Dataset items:
--- start ---

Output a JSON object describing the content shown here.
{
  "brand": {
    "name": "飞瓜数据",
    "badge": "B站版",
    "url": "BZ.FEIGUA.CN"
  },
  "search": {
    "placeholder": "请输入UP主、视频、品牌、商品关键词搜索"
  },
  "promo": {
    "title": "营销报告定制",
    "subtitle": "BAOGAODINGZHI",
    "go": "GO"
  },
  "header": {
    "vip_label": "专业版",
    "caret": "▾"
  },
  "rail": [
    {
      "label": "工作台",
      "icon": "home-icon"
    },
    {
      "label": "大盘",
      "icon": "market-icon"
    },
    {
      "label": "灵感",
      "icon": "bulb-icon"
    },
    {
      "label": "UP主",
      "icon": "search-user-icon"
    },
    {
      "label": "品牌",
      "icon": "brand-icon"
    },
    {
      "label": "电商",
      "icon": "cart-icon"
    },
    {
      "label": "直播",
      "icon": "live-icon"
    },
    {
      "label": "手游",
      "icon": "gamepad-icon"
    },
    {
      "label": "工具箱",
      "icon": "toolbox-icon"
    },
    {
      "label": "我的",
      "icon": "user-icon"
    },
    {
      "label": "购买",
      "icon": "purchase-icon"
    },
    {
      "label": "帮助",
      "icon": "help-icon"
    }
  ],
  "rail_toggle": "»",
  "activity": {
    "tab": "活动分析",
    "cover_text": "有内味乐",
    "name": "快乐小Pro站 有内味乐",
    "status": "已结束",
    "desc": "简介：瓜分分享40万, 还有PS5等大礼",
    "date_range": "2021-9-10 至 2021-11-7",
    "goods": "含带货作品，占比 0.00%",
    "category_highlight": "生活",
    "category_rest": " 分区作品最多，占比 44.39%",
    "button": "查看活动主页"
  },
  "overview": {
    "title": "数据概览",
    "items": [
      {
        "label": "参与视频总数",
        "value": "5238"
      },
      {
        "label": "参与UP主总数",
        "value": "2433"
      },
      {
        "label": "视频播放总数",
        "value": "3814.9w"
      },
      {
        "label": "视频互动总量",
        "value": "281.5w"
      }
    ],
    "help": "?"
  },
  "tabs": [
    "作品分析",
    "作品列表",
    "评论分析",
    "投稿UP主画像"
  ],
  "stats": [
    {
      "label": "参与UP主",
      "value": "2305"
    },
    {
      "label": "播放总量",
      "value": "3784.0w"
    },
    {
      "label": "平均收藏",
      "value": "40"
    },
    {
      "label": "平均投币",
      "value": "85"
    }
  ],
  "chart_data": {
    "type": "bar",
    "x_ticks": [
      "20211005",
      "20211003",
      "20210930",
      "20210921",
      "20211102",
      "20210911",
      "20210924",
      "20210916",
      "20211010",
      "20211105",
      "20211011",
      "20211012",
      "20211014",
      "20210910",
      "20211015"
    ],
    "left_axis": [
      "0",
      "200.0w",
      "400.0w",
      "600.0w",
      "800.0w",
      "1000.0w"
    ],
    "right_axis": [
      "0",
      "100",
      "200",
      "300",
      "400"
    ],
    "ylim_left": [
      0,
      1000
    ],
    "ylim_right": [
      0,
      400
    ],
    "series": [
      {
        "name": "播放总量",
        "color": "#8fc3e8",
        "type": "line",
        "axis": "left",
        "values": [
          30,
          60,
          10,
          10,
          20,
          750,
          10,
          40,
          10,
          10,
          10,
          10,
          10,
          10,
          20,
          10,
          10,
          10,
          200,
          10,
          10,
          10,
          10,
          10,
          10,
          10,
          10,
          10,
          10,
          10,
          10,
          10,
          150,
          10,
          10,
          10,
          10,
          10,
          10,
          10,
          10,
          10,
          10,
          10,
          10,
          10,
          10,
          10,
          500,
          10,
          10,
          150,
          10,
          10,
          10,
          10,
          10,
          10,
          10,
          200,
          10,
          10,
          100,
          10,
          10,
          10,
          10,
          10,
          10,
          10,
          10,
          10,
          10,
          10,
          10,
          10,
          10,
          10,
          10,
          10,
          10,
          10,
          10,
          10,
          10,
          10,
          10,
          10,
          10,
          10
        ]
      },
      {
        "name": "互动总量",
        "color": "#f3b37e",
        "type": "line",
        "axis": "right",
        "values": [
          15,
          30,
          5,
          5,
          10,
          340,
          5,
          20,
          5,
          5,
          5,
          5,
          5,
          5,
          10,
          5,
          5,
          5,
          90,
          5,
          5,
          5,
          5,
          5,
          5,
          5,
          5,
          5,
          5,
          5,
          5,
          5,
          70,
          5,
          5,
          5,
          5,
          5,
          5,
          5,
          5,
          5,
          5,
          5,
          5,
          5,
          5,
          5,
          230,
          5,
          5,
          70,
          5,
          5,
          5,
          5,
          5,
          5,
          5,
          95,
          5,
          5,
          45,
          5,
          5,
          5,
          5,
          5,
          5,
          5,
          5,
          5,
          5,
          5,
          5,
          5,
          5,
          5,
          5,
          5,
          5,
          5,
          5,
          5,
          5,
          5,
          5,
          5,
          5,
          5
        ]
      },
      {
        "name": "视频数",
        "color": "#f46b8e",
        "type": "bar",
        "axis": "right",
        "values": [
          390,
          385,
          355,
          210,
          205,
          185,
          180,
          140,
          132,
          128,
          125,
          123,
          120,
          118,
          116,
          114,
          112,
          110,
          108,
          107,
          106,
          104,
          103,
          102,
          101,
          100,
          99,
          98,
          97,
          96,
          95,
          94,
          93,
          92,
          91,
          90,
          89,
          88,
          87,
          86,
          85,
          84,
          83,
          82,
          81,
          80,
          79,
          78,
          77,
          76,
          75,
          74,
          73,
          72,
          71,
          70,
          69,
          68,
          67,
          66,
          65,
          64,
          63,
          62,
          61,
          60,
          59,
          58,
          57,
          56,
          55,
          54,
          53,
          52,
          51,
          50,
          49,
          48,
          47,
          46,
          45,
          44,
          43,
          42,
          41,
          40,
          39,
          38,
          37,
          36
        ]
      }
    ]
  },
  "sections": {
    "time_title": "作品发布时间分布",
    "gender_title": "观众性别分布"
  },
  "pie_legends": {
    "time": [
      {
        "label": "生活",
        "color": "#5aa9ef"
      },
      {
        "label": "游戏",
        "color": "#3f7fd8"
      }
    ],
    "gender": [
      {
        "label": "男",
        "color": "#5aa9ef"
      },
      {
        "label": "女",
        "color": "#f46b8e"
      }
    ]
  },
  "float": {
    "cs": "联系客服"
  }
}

--- end ---

To do: Scan the data above and copy every line with "type" in it.

Complete answer:
    "type": "bar",
        "type": "line",
        "type": "line",
        "type": "bar",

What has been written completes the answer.